JOB
Copy each line in which the string "нужды" occurs.

Stored entries

• • • • •

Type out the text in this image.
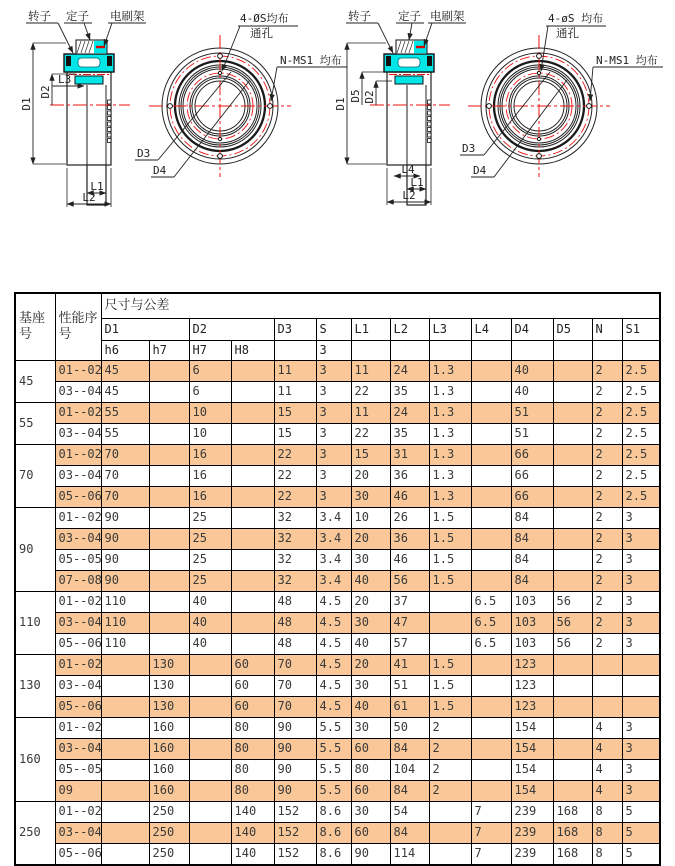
转子 定子 电刷架
D1
D2
L3
L1
L2
4-ØS均布
通孔
N-MS1 均布
D3
D4
转子 定子 电刷架
D1
D5 D2
L4
L1
L2
4-øS 均布
通孔
N-MS1 均布
D3
D4
基座号	性能序号	尺寸与公差													
		D1		D2		D3	S	L1	L2	L3	L4	D4	D5	N	S1
		h6	h7	H7	H8		3								
45	01--02	45		6		11	3	11	24	1.3		40		2	2.5
	03--04	45		6		11	3	22	35	1.3		40		2	2.5
55	01--02	55		10		15	3	11	24	1.3		51		2	2.5
	03--04	55		10		15	3	22	35	1.3		51		2	2.5
70	01--02	70		16		22	3	15	31	1.3		66		2	2.5
	03--04	70		16		22	3	20	36	1.3		66		2	2.5
	05--06	70		16		22	3	30	46	1.3		66		2	2.5
90	01--02	90		25		32	3.4	10	26	1.5		84		2	3
	03--04	90		25		32	3.4	20	36	1.5		84		2	3
	05--05	90		25		32	3.4	30	46	1.5		84		2	3
	07--08	90		25		32	3.4	40	56	1.5		84		2	3
110	01--02	110		40		48	4.5	20	37		6.5	103	56	2	3
	03--04	110		40		48	4.5	30	47		6.5	103	56	2	3
	05--06	110		40		48	4.5	40	57		6.5	103	56	2	3
130	01--02		130		60	70	4.5	20	41	1.5		123			
	03--04		130		60	70	4.5	30	51	1.5		123			
	05--06		130		60	70	4.5	40	61	1.5		123			
160	01--02		160		80	90	5.5	30	50	2		154		4	3
	03--04		160		80	90	5.5	60	84	2		154		4	3
	05--05		160		80	90	5.5	80	104	2		154		4	3
	09		160		80	90	5.5	60	84	2		154		4	3
250	01--02		250		140	152	8.6	30	54		7	239	168	8	5
	03--04		250		140	152	8.6	60	84		7	239	168	8	5
	05--06		250		140	152	8.6	90	114		7	239	168	8	5
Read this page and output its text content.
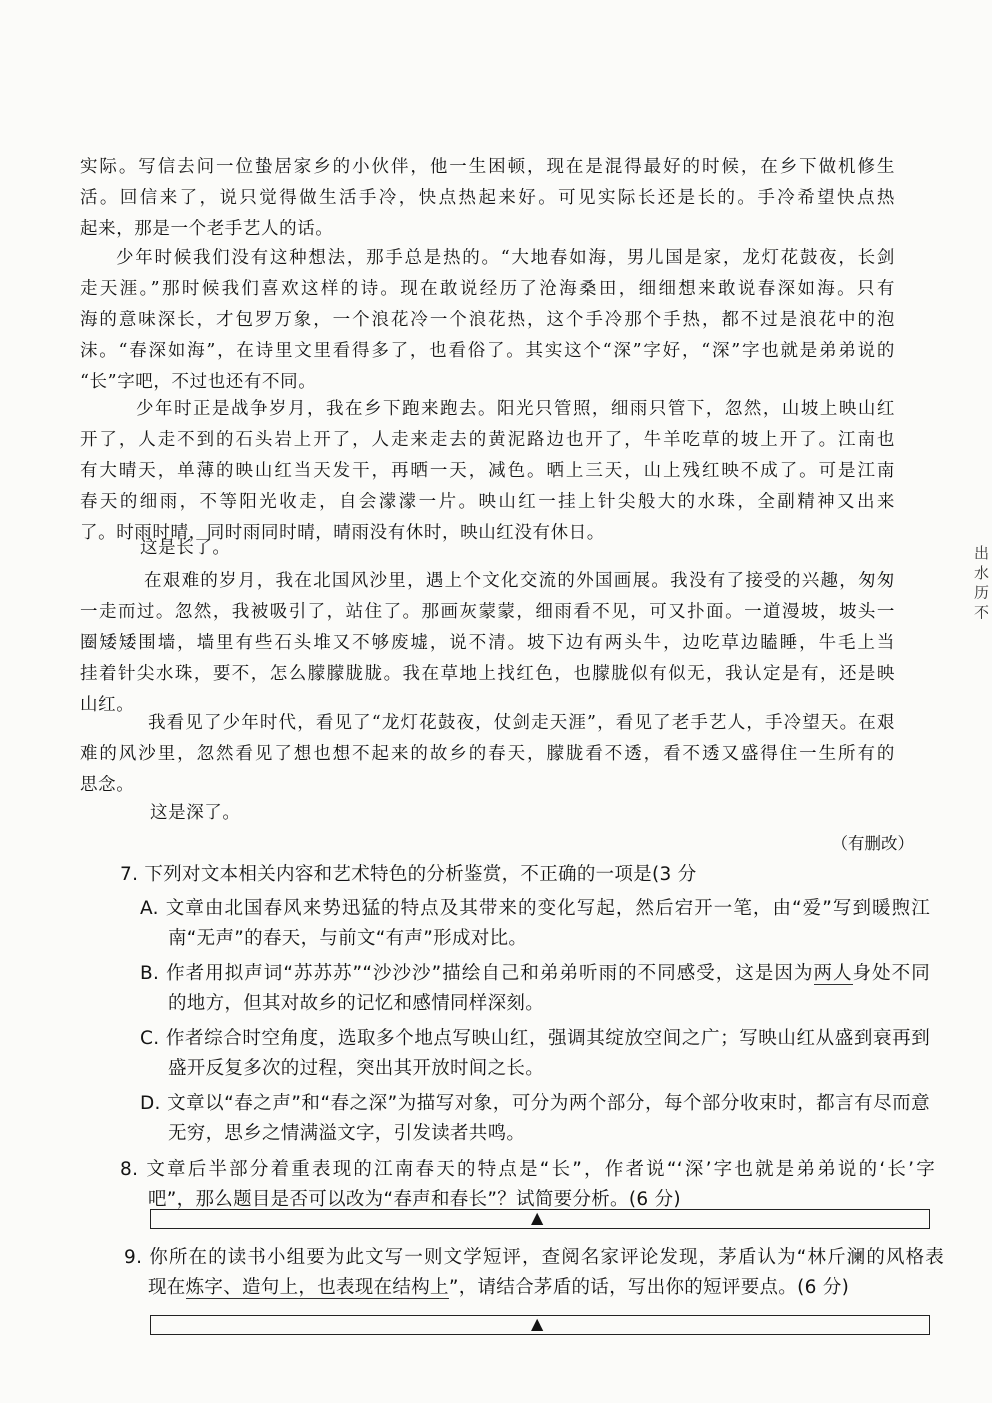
实际。写信去问一位蛰居家乡的小伙伴，他一生困顿，现在是混得最好的时候，在乡下做机修生
活。回信来了，说只觉得做生活手冷，快点热起来好。可见实际长还是长的。手冷希望快点热
起来，那是一个老手艺人的话。
少年时候我们没有这种想法，那手总是热的。“大地春如海，男儿国是家，龙灯花鼓夜，长剑
走天涯。”那时候我们喜欢这样的诗。现在敢说经历了沧海桑田，细细想来敢说春深如海。只有
海的意味深长，才包罗万象，一个浪花冷一个浪花热，这个手冷那个手热，都不过是浪花中的泡
沫。“春深如海”，在诗里文里看得多了，也看俗了。其实这个“深”字好，“深”字也就是弟弟说的
“长”字吧，不过也还有不同。
少年时正是战争岁月，我在乡下跑来跑去。阳光只管照，细雨只管下，忽然，山坡上映山红
开了，人走不到的石头岩上开了，人走来走去的黄泥路边也开了，牛羊吃草的坡上开了。江南也
有大晴天，单薄的映山红当天发干，再晒一天，减色。晒上三天，山上残红映不成了。可是江南
春天的细雨，不等阳光收走，自会濛濛一片。映山红一挂上针尖般大的水珠，全副精神又出来
了。时雨时晴，同时雨同时晴，晴雨没有休时，映山红没有休日。
这是长了。
在艰难的岁月，我在北国风沙里，遇上个文化交流的外国画展。我没有了接受的兴趣，匆匆
一走而过。忽然，我被吸引了，站住了。那画灰蒙蒙，细雨看不见，可又扑面。一道漫坡，坡头一
圈矮矮围墙，墙里有些石头堆又不够废墟，说不清。坡下边有两头牛，边吃草边瞌睡，牛毛上当
挂着针尖水珠，要不，怎么朦朦胧胧。我在草地上找红色，也朦胧似有似无，我认定是有，还是映
山红。
我看见了少年时代，看见了“龙灯花鼓夜，仗剑走天涯”，看见了老手艺人，手冷望天。在艰
难的风沙里，忽然看见了想也想不起来的故乡的春天，朦胧看不透，看不透又盛得住一生所有的
思念。
这是深了。
（有删改）
7. 下列对文本相关内容和艺术特色的分析鉴赏，不正确的一项是(3 分
A. 文章由北国春风来势迅猛的特点及其带来的变化写起，然后宕开一笔，由“爱”写到暖煦江
南“无声”的春天，与前文“有声”形成对比。
B. 作者用拟声词“苏苏苏”“沙沙沙”描绘自己和弟弟听雨的不同感受，这是因为两人身处不同
的地方，但其对故乡的记忆和感情同样深刻。
C. 作者综合时空角度，选取多个地点写映山红，强调其绽放空间之广；写映山红从盛到衰再到
盛开反复多次的过程，突出其开放时间之长。
D. 文章以“春之声”和“春之深”为描写对象，可分为两个部分，每个部分收束时，都言有尽而意
无穷，思乡之情满溢文字，引发读者共鸣。
8. 文章后半部分着重表现的江南春天的特点是“长”，作者说“‘深’字也就是弟弟说的‘长’字
吧”，那么题目是否可以改为“春声和春长”？试简要分析。(6 分)
▲
9. 你所在的读书小组要为此文写一则文学短评，查阅名家评论发现，茅盾认为“林斤澜的风格表
现在炼字、造句上，也表现在结构上”，请结合茅盾的话，写出你的短评要点。(6 分)
▲
出 水 历 不
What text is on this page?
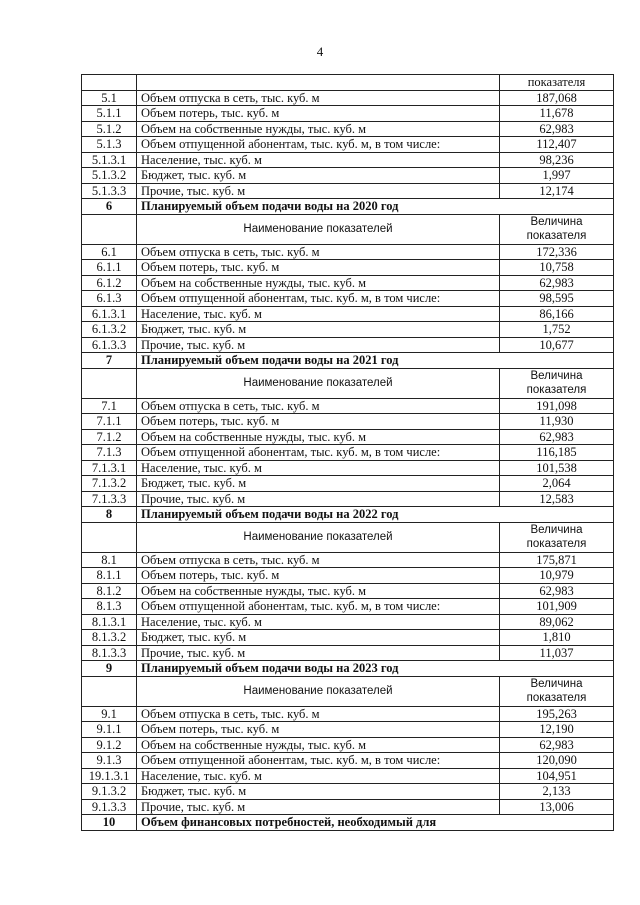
4
		показателя
5.1	Объем отпуска в сеть, тыс. куб. м	187,068
5.1.1	Объем потерь, тыс. куб. м	11,678
5.1.2	Объем на собственные нужды, тыс. куб. м	62,983
5.1.3	Объем отпущенной абонентам, тыс. куб. м, в том числе:	112,407
5.1.3.1	Население, тыс. куб. м	98,236
5.1.3.2	Бюджет, тыс. куб. м	1,997
5.1.3.3	Прочие, тыс. куб. м	12,174
6	Планируемый объем подачи воды на 2020 год	
	Наименование показателей	Величина
показателя

6.1	Объем отпуска в сеть, тыс. куб. м	172,336
6.1.1	Объем потерь, тыс. куб. м	10,758
6.1.2	Объем на собственные нужды, тыс. куб. м	62,983
6.1.3	Объем отпущенной абонентам, тыс. куб. м, в том числе:	98,595
6.1.3.1	Население, тыс. куб. м	86,166
6.1.3.2	Бюджет, тыс. куб. м	1,752
6.1.3.3	Прочие, тыс. куб. м	10,677
7	Планируемый объем подачи воды на 2021 год	
	Наименование показателей	Величина
показателя

7.1	Объем отпуска в сеть, тыс. куб. м	191,098
7.1.1	Объем потерь, тыс. куб. м	11,930
7.1.2	Объем на собственные нужды, тыс. куб. м	62,983
7.1.3	Объем отпущенной абонентам, тыс. куб. м, в том числе:	116,185
7.1.3.1	Население, тыс. куб. м	101,538
7.1.3.2	Бюджет, тыс. куб. м	2,064
7.1.3.3	Прочие, тыс. куб. м	12,583
8	Планируемый объем подачи воды на 2022 год	
	Наименование показателей	Величина
показателя

8.1	Объем отпуска в сеть, тыс. куб. м	175,871
8.1.1	Объем потерь, тыс. куб. м	10,979
8.1.2	Объем на собственные нужды, тыс. куб. м	62,983
8.1.3	Объем отпущенной абонентам, тыс. куб. м, в том числе:	101,909
8.1.3.1	Население, тыс. куб. м	89,062
8.1.3.2	Бюджет, тыс. куб. м	1,810
8.1.3.3	Прочие, тыс. куб. м	11,037
9	Планируемый объем подачи воды на 2023 год	
	Наименование показателей	Величина
показателя

9.1	Объем отпуска в сеть, тыс. куб. м	195,263
9.1.1	Объем потерь, тыс. куб. м	12,190
9.1.2	Объем на собственные нужды, тыс. куб. м	62,983
9.1.3	Объем отпущенной абонентам, тыс. куб. м, в том числе:	120,090
19.1.3.1	Население, тыс. куб. м	104,951
9.1.3.2	Бюджет, тыс. куб. м	2,133
9.1.3.3	Прочие, тыс. куб. м	13,006
10	Объем финансовых потребностей, необходимый для	
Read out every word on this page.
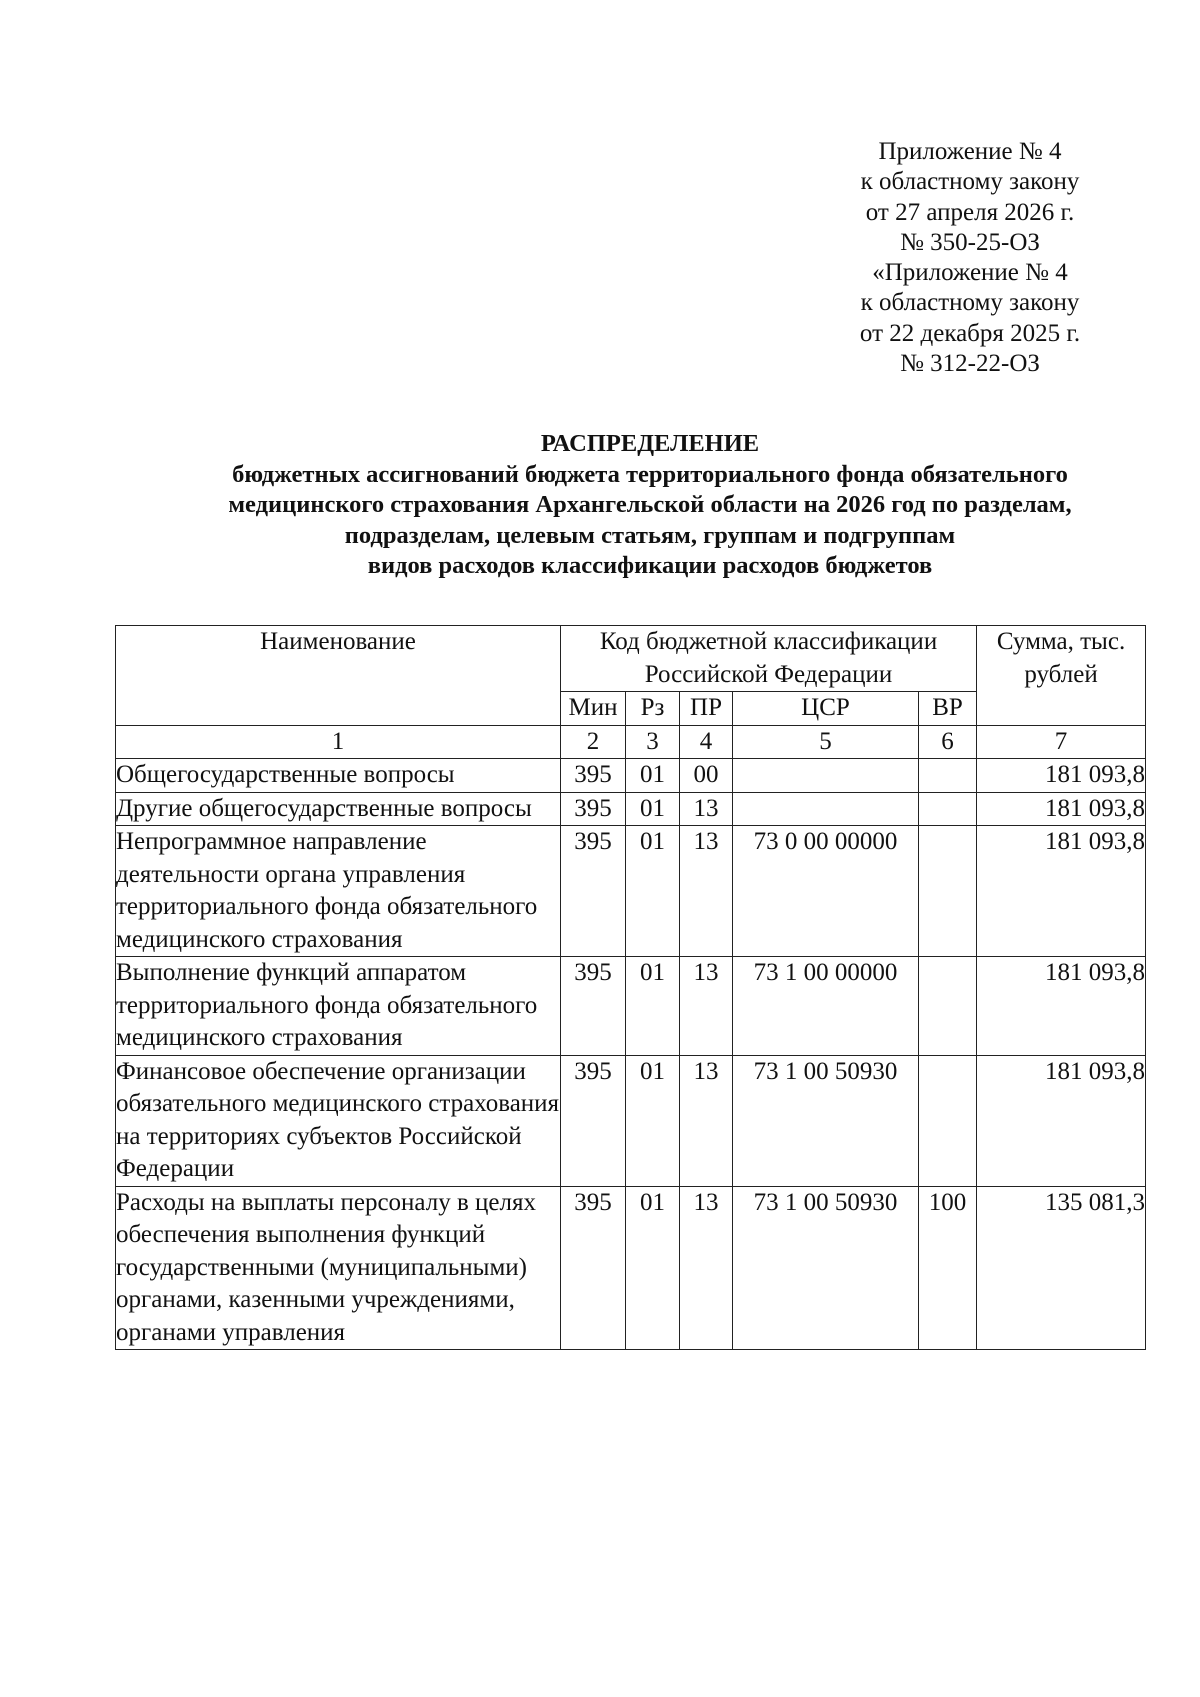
Приложение № 4
к областному закону
от 27 апреля 2026 г.
№ 350-25-ОЗ
«Приложение № 4
к областному закону
от 22 декабря 2025 г.
№ 312-22-ОЗ
РАСПРЕДЕЛЕНИЕ
бюджетных ассигнований бюджета территориального фонда обязательного
медицинского страхования Архангельской области на 2026 год по разделам,
подразделам, целевым статьям, группам и подгруппам
видов расходов классификации расходов бюджетов
Наименование	Код бюджетной классификации Российской Федерации					Сумма, тыс. рублей
	Мин	Рз	ПР	ЦСР	ВР	
1	2	3	4	5	6	7
Общегосударственные вопросы	395	01	00			181 093,8
Другие общегосударственные вопросы	395	01	13			181 093,8
Непрограммное направление деятельности органа управления территориального фонда обязательного медицинского страхования	395	01	13	73 0 00 00000		181 093,8
Выполнение функций аппаратом территориального фонда обязательного медицинского страхования	395	01	13	73 1 00 00000		181 093,8
Финансовое обеспечение организации обязательного медицинского страхования на территориях субъектов Российской Федерации	395	01	13	73 1 00 50930		181 093,8
Расходы на выплаты персоналу в целях обеспечения выполнения функций государственными (муниципальными) органами, казенными учреждениями, органами управления	395	01	13	73 1 00 50930	100	135 081,3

• • • • •

THE OUTPUT
5.1.2	Объем на собственные нужды, тыс. куб. м	62,983
6.1.2	Объем на собственные нужды, тыс. куб. м	62,983
7.1.2	Объем на собственные нужды, тыс. куб. м	62,983
8.1.2	Объем на собственные нужды, тыс. куб. м	62,983
9.1.2	Объем на собственные нужды, тыс. куб. м	62,983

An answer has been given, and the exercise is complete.